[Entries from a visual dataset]
____________
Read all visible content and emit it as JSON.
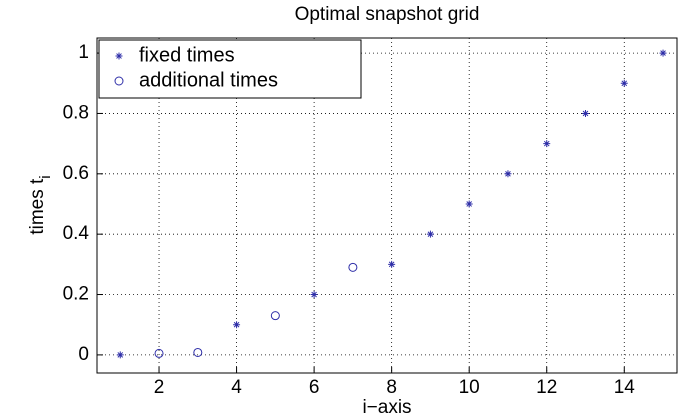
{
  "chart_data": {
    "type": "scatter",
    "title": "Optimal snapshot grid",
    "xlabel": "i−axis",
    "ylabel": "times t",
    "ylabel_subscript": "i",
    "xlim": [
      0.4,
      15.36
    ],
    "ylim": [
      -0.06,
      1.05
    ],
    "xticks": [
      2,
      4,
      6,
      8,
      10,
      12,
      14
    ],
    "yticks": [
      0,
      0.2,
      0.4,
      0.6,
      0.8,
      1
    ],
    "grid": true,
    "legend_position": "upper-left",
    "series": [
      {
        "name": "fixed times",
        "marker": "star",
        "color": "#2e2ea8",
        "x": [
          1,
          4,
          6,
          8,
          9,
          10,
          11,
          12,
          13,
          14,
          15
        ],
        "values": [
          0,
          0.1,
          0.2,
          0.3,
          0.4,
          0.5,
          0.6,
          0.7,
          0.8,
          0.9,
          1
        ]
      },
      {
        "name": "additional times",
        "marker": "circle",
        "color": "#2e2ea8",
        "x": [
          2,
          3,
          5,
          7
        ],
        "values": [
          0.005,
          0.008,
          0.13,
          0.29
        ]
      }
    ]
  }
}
____________
• WHAT YOU WILL DO: Only a number is wanted: how many lines above include "name"?

• OUTPUT OF THE EXERCISE: 2